- Stated task -
Find how many lines in the data below mention "Fits". Give the number only.

- Records supplied -
•••

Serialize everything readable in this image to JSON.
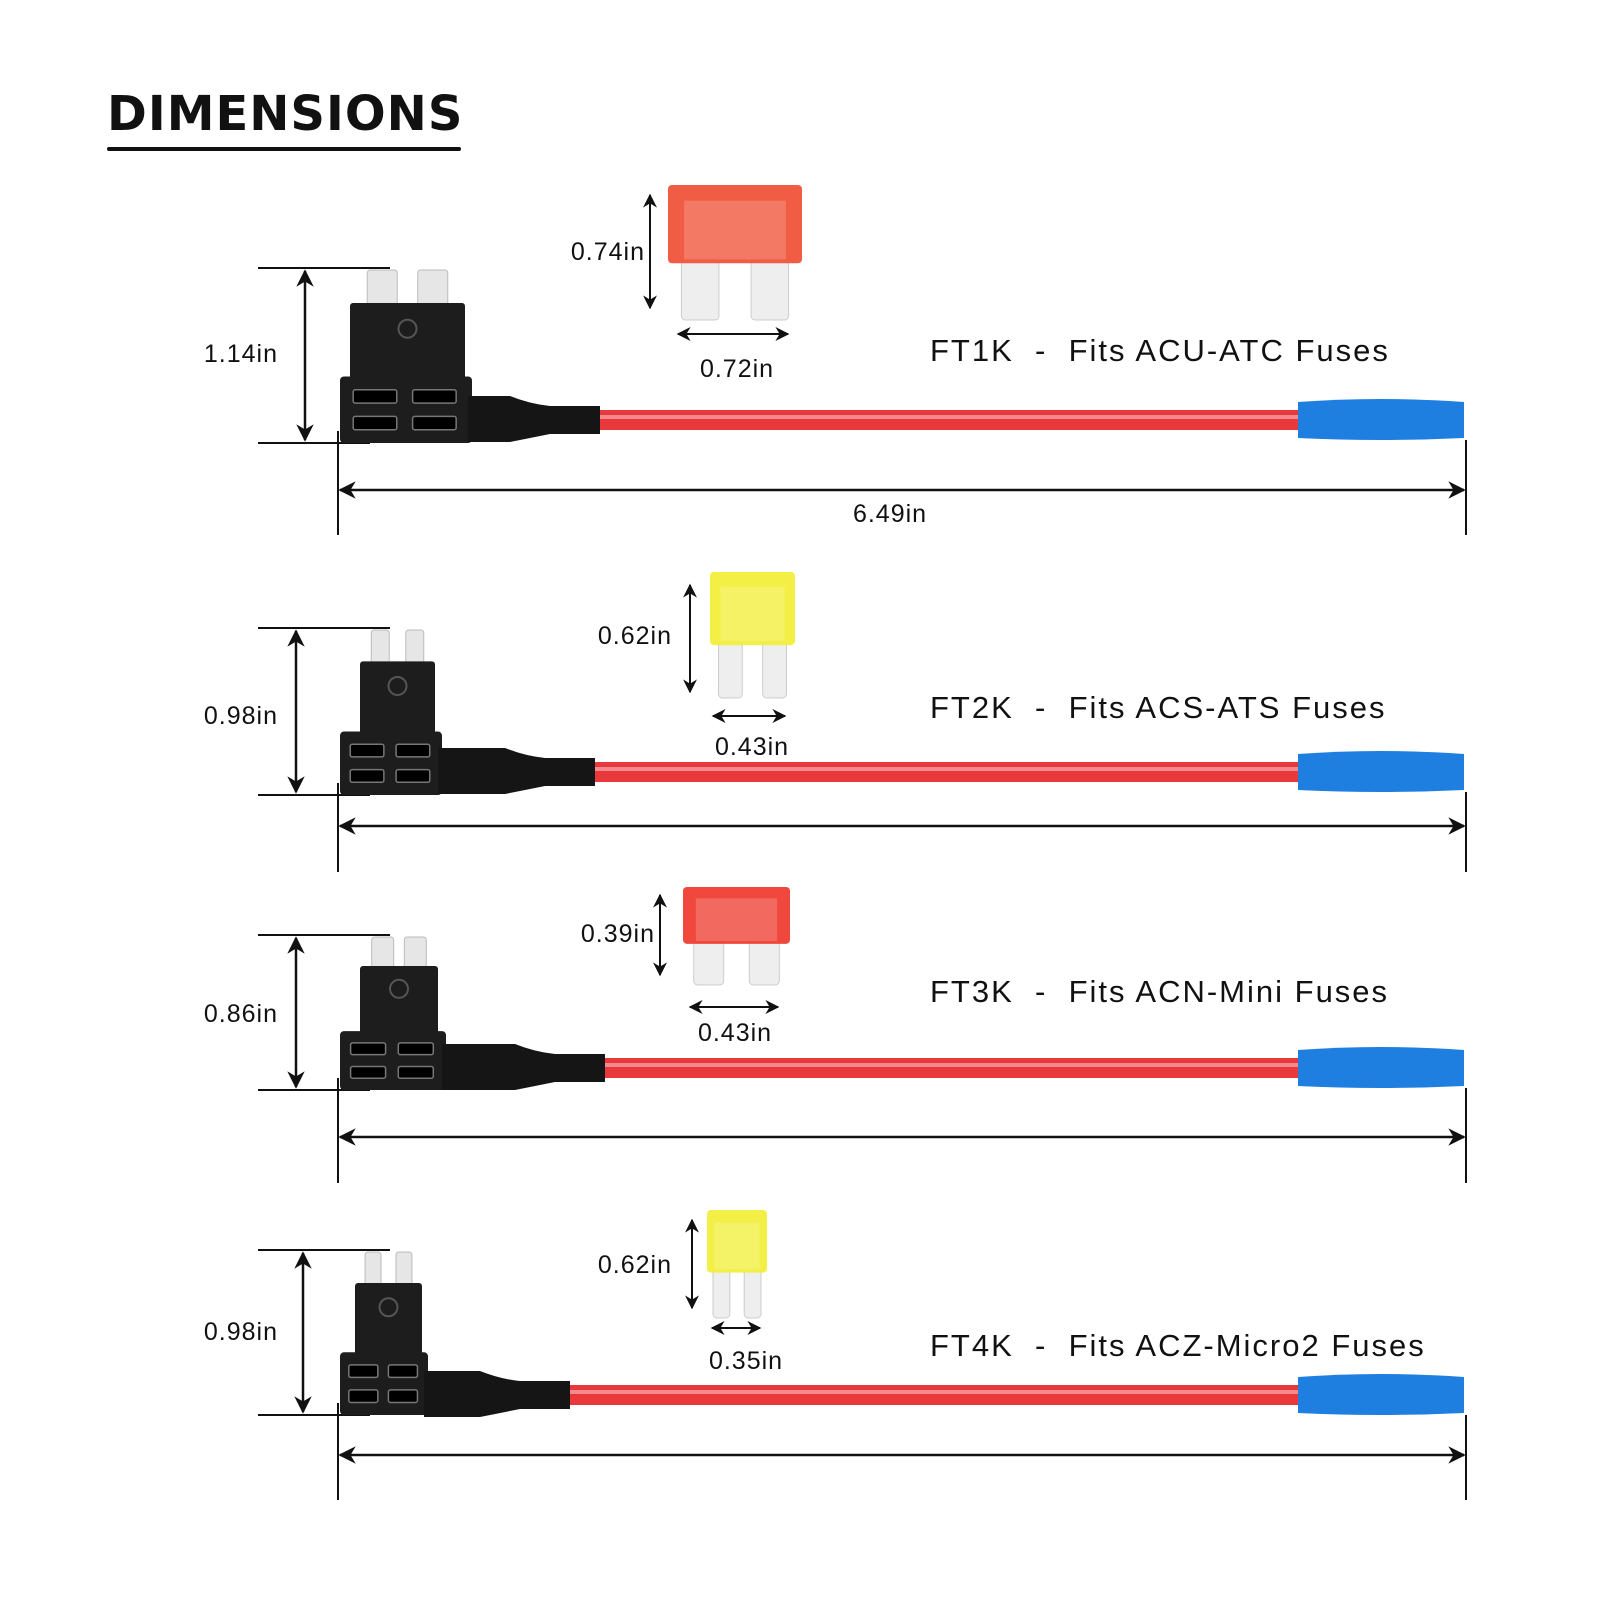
{
  "title": "DIMENSIONS",
  "overall_length": "6.49in",
  "rows": [
    {
      "model": "FT1K",
      "desc": "FT1K  -  Fits ACU-ATC Fuses",
      "holder_height": "1.14in",
      "fuse_height": "0.74in",
      "fuse_width": "0.72in",
      "fuse_color": "#f0533a"
    },
    {
      "model": "FT2K",
      "desc": "FT2K  -  Fits ACS-ATS Fuses",
      "holder_height": "0.98in",
      "fuse_height": "0.62in",
      "fuse_width": "0.43in",
      "fuse_color": "#f2ee3a"
    },
    {
      "model": "FT3K",
      "desc": "FT3K  -  Fits ACN-Mini Fuses",
      "holder_height": "0.86in",
      "fuse_height": "0.39in",
      "fuse_width": "0.43in",
      "fuse_color": "#ef3e33"
    },
    {
      "model": "FT4K",
      "desc": "FT4K  -  Fits ACZ-Micro2 Fuses",
      "holder_height": "0.98in",
      "fuse_height": "0.62in",
      "fuse_width": "0.35in",
      "fuse_color": "#f1ee3c"
    }
  ],
  "colors": {
    "wire": "#e8383c",
    "connector": "#1f7fe0",
    "holder": "#1d1d1d"
  }
}
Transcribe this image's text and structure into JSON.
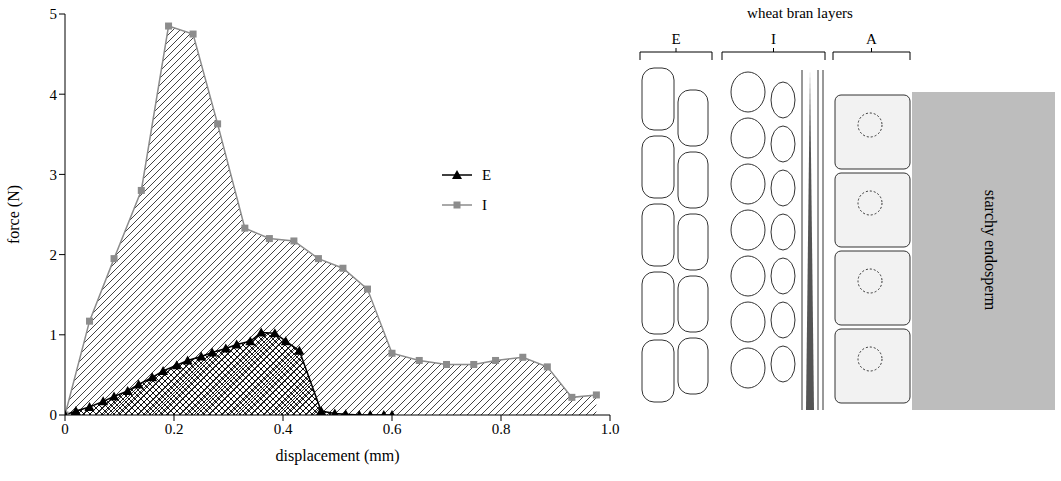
{
  "chart_data": {
    "type": "area",
    "x_label": "displacement (mm)",
    "y_label": "force (N)",
    "xlim": [
      0,
      1
    ],
    "xticks": [
      0,
      0.2,
      0.4,
      0.6,
      0.8,
      {
        "value": 1,
        "label": "1.0"
      }
    ],
    "ylim": [
      0,
      5
    ],
    "yticks": [
      0,
      1,
      2,
      3,
      4,
      5
    ],
    "legend": "upper right",
    "series": [
      {
        "name": "E",
        "color": "#000000",
        "marker": "triangle",
        "x": [
          0,
          0.02,
          0.045,
          0.07,
          0.09,
          0.115,
          0.135,
          0.16,
          0.18,
          0.205,
          0.225,
          0.25,
          0.27,
          0.295,
          0.315,
          0.34,
          0.36,
          0.385,
          0.405,
          0.43,
          0.47,
          0.495,
          0.515,
          0.54,
          0.56,
          0.585,
          0.6
        ],
        "values": [
          0,
          0.05,
          0.1,
          0.17,
          0.23,
          0.3,
          0.38,
          0.47,
          0.55,
          0.62,
          0.68,
          0.73,
          0.78,
          0.83,
          0.88,
          0.92,
          1.03,
          1.02,
          0.92,
          0.8,
          0.05,
          0.02,
          0.01,
          0,
          0,
          0,
          0
        ]
      },
      {
        "name": "I",
        "color": "#8c8c8c",
        "marker": "square",
        "x": [
          0,
          0.045,
          0.09,
          0.14,
          0.19,
          0.235,
          0.28,
          0.33,
          0.375,
          0.42,
          0.465,
          0.51,
          0.555,
          0.6,
          0.65,
          0.7,
          0.75,
          0.79,
          0.84,
          0.885,
          0.93,
          0.975
        ],
        "values": [
          0,
          1.17,
          1.95,
          2.8,
          4.85,
          4.75,
          3.63,
          2.33,
          2.2,
          2.17,
          1.95,
          1.83,
          1.57,
          0.77,
          0.68,
          0.63,
          0.63,
          0.68,
          0.72,
          0.6,
          0.22,
          0.25
        ]
      }
    ]
  },
  "diagram": {
    "title": "wheat bran layers",
    "layers": [
      "E",
      "I",
      "A"
    ],
    "region": "starchy endosperm"
  }
}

•••

- Correct response -
4